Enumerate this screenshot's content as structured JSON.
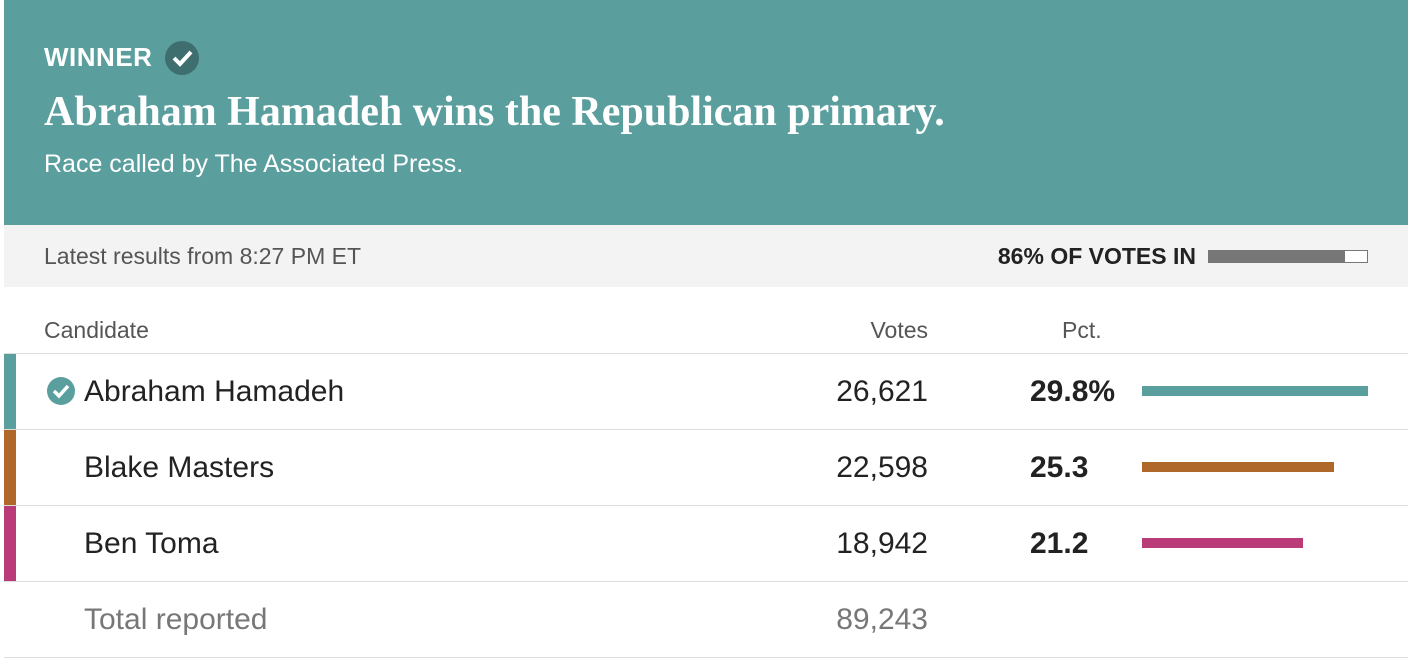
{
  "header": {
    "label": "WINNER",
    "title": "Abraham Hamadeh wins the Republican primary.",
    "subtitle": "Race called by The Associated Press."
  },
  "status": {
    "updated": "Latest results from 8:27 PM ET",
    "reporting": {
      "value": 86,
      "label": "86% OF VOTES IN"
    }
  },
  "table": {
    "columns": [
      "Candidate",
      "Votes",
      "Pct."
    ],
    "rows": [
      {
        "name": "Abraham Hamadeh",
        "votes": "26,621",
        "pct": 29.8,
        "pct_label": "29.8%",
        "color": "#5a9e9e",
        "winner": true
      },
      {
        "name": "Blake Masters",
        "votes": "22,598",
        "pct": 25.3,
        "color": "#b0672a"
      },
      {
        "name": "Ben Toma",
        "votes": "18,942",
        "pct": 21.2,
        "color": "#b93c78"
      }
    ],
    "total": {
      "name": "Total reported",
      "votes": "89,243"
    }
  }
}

-*-

§ Challenge:
Give every line above again exactly, with no pictures.

§ Solution below:
Enumerate this screenshot's content as structured JSON.
{
  "header": {
    "label": "WINNER",
    "title": "Abraham Hamadeh wins the Republican primary.",
    "subtitle": "Race called by The Associated Press."
  },
  "status": {
    "updated": "Latest results from 8:27 PM ET",
    "reporting": {
      "value": 86,
      "label": "86% OF VOTES IN"
    }
  },
  "table": {
    "columns": [
      "Candidate",
      "Votes",
      "Pct."
    ],
    "rows": [
      {
        "name": "Abraham Hamadeh",
        "votes": "26,621",
        "pct": 29.8,
        "pct_label": "29.8%",
        "color": "#5a9e9e",
        "winner": true
      },
      {
        "name": "Blake Masters",
        "votes": "22,598",
        "pct": 25.3,
        "color": "#b0672a"
      },
      {
        "name": "Ben Toma",
        "votes": "18,942",
        "pct": 21.2,
        "color": "#b93c78"
      }
    ],
    "total": {
      "name": "Total reported",
      "votes": "89,243"
    }
  }
}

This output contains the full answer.